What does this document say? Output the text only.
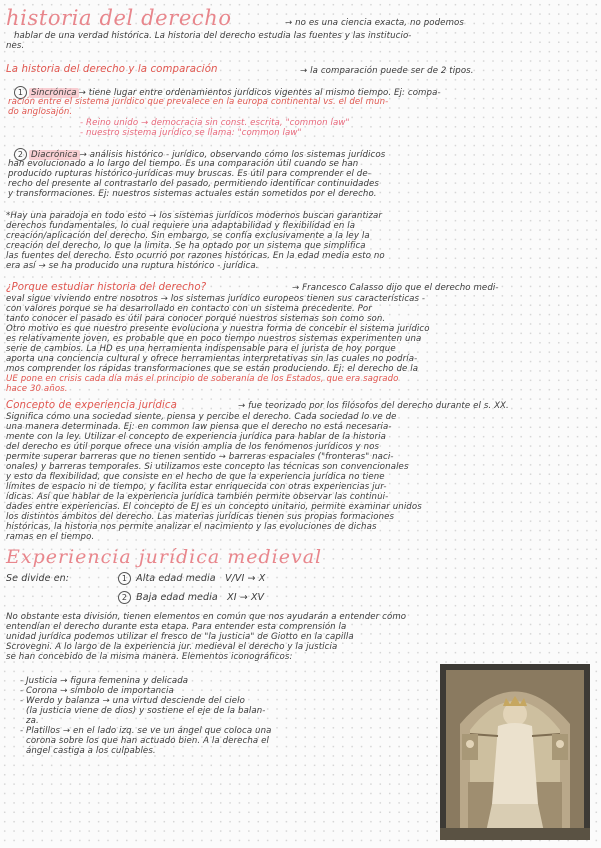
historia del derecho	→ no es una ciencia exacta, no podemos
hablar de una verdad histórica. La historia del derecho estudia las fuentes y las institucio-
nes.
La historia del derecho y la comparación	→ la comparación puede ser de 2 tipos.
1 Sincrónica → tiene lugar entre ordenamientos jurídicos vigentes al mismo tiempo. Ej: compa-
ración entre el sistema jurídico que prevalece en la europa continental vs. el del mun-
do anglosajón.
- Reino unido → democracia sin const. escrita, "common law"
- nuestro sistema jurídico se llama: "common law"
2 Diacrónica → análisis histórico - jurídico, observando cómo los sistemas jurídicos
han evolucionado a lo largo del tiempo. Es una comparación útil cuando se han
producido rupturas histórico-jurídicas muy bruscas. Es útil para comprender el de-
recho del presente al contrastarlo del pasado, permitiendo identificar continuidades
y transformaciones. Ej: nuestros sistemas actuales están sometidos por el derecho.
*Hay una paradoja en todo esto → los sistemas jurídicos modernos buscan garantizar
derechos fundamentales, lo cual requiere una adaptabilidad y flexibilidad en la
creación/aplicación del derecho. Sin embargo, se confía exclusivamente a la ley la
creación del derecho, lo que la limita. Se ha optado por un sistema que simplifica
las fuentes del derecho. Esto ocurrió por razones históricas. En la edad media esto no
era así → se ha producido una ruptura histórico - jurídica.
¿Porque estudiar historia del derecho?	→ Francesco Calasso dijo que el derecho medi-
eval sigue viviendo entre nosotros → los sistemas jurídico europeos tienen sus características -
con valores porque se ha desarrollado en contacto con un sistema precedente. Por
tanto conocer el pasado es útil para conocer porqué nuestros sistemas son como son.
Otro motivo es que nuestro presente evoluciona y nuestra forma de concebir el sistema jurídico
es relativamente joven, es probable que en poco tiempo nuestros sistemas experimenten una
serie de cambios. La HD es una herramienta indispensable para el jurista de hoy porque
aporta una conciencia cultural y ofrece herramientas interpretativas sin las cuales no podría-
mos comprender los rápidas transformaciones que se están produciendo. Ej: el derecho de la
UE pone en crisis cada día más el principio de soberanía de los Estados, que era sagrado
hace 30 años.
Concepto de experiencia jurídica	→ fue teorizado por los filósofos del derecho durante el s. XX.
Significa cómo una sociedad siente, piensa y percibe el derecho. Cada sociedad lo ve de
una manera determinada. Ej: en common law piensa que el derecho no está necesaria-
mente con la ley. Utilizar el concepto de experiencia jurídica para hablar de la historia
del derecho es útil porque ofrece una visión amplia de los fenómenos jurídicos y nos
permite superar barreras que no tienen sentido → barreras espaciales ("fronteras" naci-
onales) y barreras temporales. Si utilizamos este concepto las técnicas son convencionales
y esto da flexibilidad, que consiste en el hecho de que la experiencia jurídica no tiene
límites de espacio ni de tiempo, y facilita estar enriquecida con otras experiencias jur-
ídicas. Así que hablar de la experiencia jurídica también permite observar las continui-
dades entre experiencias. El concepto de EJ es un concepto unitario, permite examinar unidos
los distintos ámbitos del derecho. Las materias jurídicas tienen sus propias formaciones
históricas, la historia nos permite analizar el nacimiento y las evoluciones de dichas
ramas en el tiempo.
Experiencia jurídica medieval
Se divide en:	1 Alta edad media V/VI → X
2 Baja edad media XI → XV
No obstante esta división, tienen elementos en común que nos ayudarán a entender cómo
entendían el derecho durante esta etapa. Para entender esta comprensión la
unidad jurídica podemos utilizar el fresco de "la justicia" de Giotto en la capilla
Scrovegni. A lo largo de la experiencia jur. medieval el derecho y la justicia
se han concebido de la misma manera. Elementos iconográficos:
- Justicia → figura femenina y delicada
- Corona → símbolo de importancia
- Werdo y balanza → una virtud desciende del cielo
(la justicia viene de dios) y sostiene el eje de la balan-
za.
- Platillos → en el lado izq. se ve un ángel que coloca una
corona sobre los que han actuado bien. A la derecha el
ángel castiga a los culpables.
• • • • • • •
Do not copy the pictures, but repeat every line exactly.

What does this document say? Output the text only.
historia del derecho	→ no es una ciencia exacta, no podemos
hablar de una verdad histórica. La historia del derecho estudia las fuentes y las institucio-
nes.
La historia del derecho y la comparación	→ la comparación puede ser de 2 tipos.
1 Sincrónica → tiene lugar entre ordenamientos jurídicos vigentes al mismo tiempo. Ej: compa-
ración entre el sistema jurídico que prevalece en la europa continental vs. el del mun-
do anglosajón.
- Reino unido → democracia sin const. escrita, "common law"
- nuestro sistema jurídico se llama: "common law"
2 Diacrónica → análisis histórico - jurídico, observando cómo los sistemas jurídicos
han evolucionado a lo largo del tiempo. Es una comparación útil cuando se han
producido rupturas histórico-jurídicas muy bruscas. Es útil para comprender el de-
recho del presente al contrastarlo del pasado, permitiendo identificar continuidades
y transformaciones. Ej: nuestros sistemas actuales están sometidos por el derecho.
*Hay una paradoja en todo esto → los sistemas jurídicos modernos buscan garantizar
derechos fundamentales, lo cual requiere una adaptabilidad y flexibilidad en la
creación/aplicación del derecho. Sin embargo, se confía exclusivamente a la ley la
creación del derecho, lo que la limita. Se ha optado por un sistema que simplifica
las fuentes del derecho. Esto ocurrió por razones históricas. En la edad media esto no
era así → se ha producido una ruptura histórico - jurídica.
¿Porque estudiar historia del derecho?	→ Francesco Calasso dijo que el derecho medi-
eval sigue viviendo entre nosotros → los sistemas jurídico europeos tienen sus características -
con valores porque se ha desarrollado en contacto con un sistema precedente. Por
tanto conocer el pasado es útil para conocer porqué nuestros sistemas son como son.
Otro motivo es que nuestro presente evoluciona y nuestra forma de concebir el sistema jurídico
es relativamente joven, es probable que en poco tiempo nuestros sistemas experimenten una
serie de cambios. La HD es una herramienta indispensable para el jurista de hoy porque
aporta una conciencia cultural y ofrece herramientas interpretativas sin las cuales no podría-
mos comprender los rápidas transformaciones que se están produciendo. Ej: el derecho de la
UE pone en crisis cada día más el principio de soberanía de los Estados, que era sagrado
hace 30 años.
Concepto de experiencia jurídica	→ fue teorizado por los filósofos del derecho durante el s. XX.
Significa cómo una sociedad siente, piensa y percibe el derecho. Cada sociedad lo ve de
una manera determinada. Ej: en common law piensa que el derecho no está necesaria-
mente con la ley. Utilizar el concepto de experiencia jurídica para hablar de la historia
del derecho es útil porque ofrece una visión amplia de los fenómenos jurídicos y nos
permite superar barreras que no tienen sentido → barreras espaciales ("fronteras" naci-
onales) y barreras temporales. Si utilizamos este concepto las técnicas son convencionales
y esto da flexibilidad, que consiste en el hecho de que la experiencia jurídica no tiene
límites de espacio ni de tiempo, y facilita estar enriquecida con otras experiencias jur-
ídicas. Así que hablar de la experiencia jurídica también permite observar las continui-
dades entre experiencias. El concepto de EJ es un concepto unitario, permite examinar unidos
los distintos ámbitos del derecho. Las materias jurídicas tienen sus propias formaciones
históricas, la historia nos permite analizar el nacimiento y las evoluciones de dichas
ramas en el tiempo.
Experiencia jurídica medieval
Se divide en:	1 Alta edad media V/VI → X
2 Baja edad media XI → XV
No obstante esta división, tienen elementos en común que nos ayudarán a entender cómo
entendían el derecho durante esta etapa. Para entender esta comprensión la
unidad jurídica podemos utilizar el fresco de "la justicia" de Giotto en la capilla
Scrovegni. A lo largo de la experiencia jur. medieval el derecho y la justicia
se han concebido de la misma manera. Elementos iconográficos:
- Justicia → figura femenina y delicada
- Corona → símbolo de importancia
- Werdo y balanza → una virtud desciende del cielo
(la justicia viene de dios) y sostiene el eje de la balan-
za.
- Platillos → en el lado izq. se ve un ángel que coloca una
corona sobre los que han actuado bien. A la derecha el
ángel castiga a los culpables.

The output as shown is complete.